Data items:
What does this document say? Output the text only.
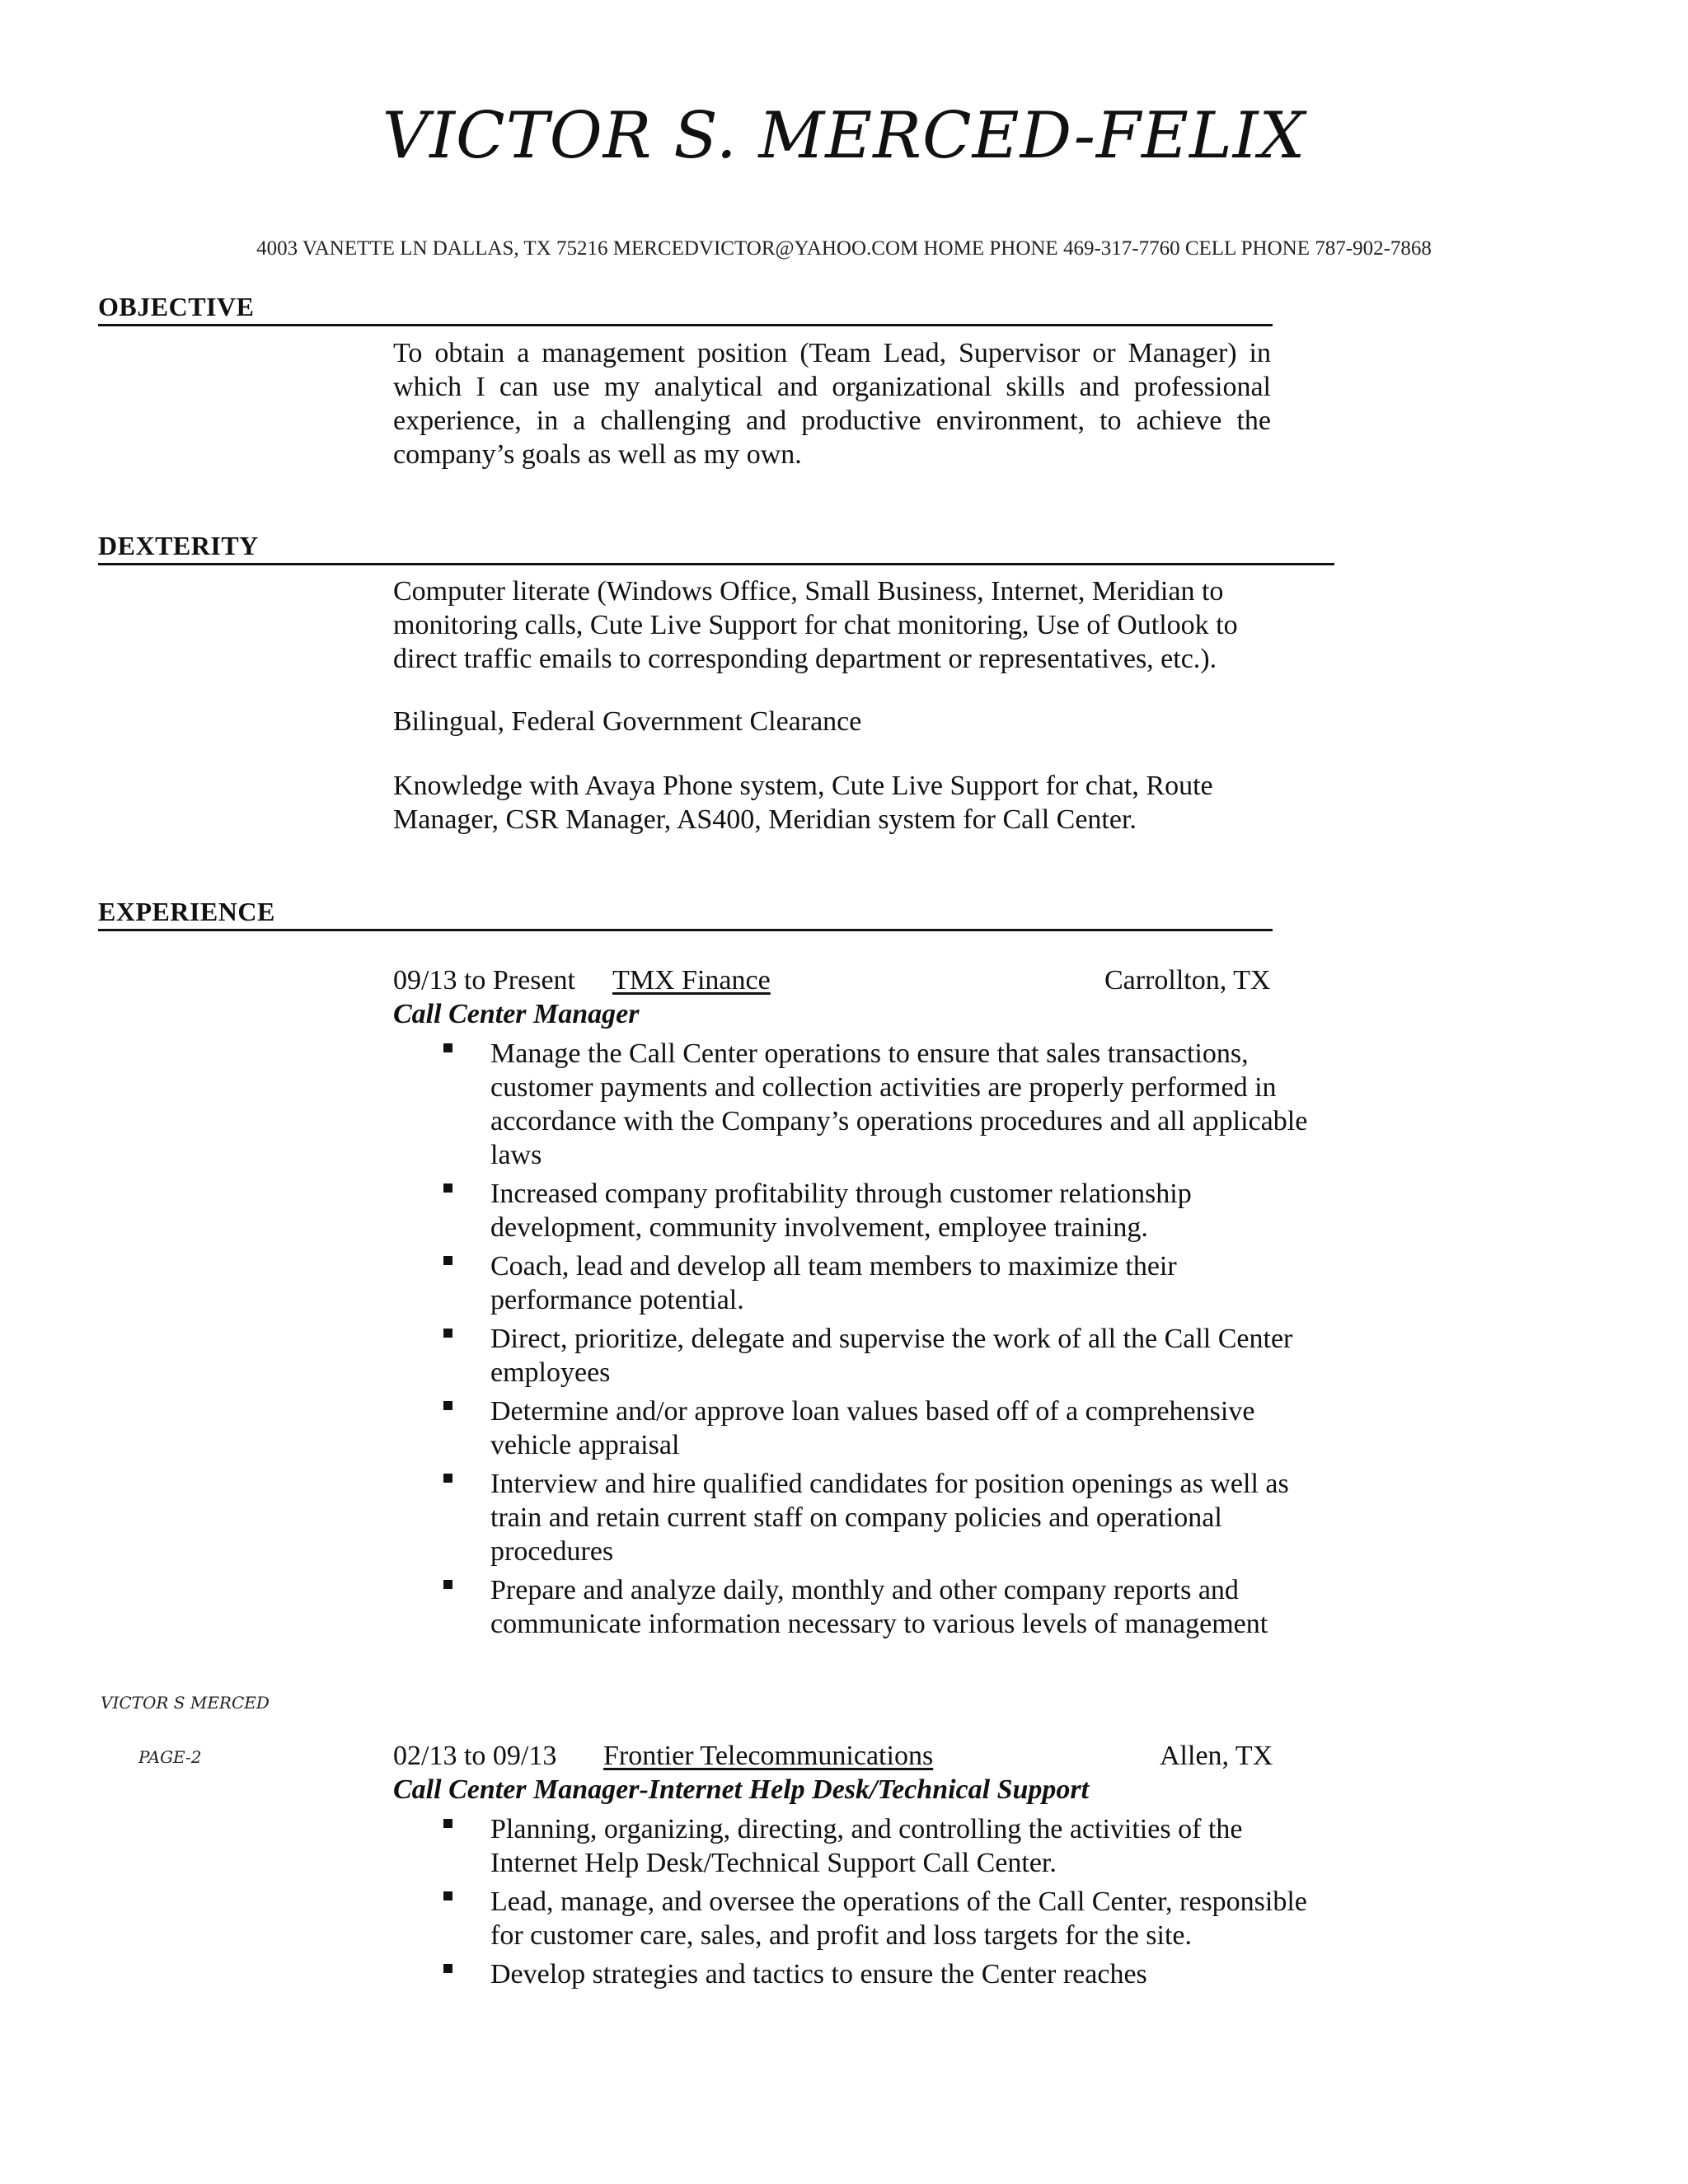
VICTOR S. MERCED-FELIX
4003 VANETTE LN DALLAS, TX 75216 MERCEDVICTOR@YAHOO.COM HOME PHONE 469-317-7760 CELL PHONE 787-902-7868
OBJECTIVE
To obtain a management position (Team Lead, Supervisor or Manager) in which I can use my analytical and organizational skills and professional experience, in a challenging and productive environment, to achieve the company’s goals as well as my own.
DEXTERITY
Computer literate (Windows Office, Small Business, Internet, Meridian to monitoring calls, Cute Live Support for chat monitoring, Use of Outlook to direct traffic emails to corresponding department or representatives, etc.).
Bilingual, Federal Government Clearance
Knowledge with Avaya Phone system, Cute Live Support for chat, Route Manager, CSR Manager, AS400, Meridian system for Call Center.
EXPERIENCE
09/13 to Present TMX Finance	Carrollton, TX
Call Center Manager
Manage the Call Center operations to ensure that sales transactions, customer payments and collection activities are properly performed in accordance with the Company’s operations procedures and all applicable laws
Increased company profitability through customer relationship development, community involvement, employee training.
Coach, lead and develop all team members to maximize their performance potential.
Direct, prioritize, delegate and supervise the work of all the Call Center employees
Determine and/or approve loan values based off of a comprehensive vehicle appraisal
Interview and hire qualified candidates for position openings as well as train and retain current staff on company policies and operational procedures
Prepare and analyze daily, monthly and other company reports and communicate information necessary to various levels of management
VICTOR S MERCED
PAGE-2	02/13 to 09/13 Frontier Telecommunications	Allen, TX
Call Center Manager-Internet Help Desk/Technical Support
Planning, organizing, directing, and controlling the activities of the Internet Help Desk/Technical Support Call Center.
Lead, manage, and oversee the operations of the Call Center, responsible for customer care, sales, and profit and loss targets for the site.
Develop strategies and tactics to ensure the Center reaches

*THE REQUEST*
Of the lines in the material, how many include "position"? Respond with the number alone.

*ANSWER TO THE TASK*
2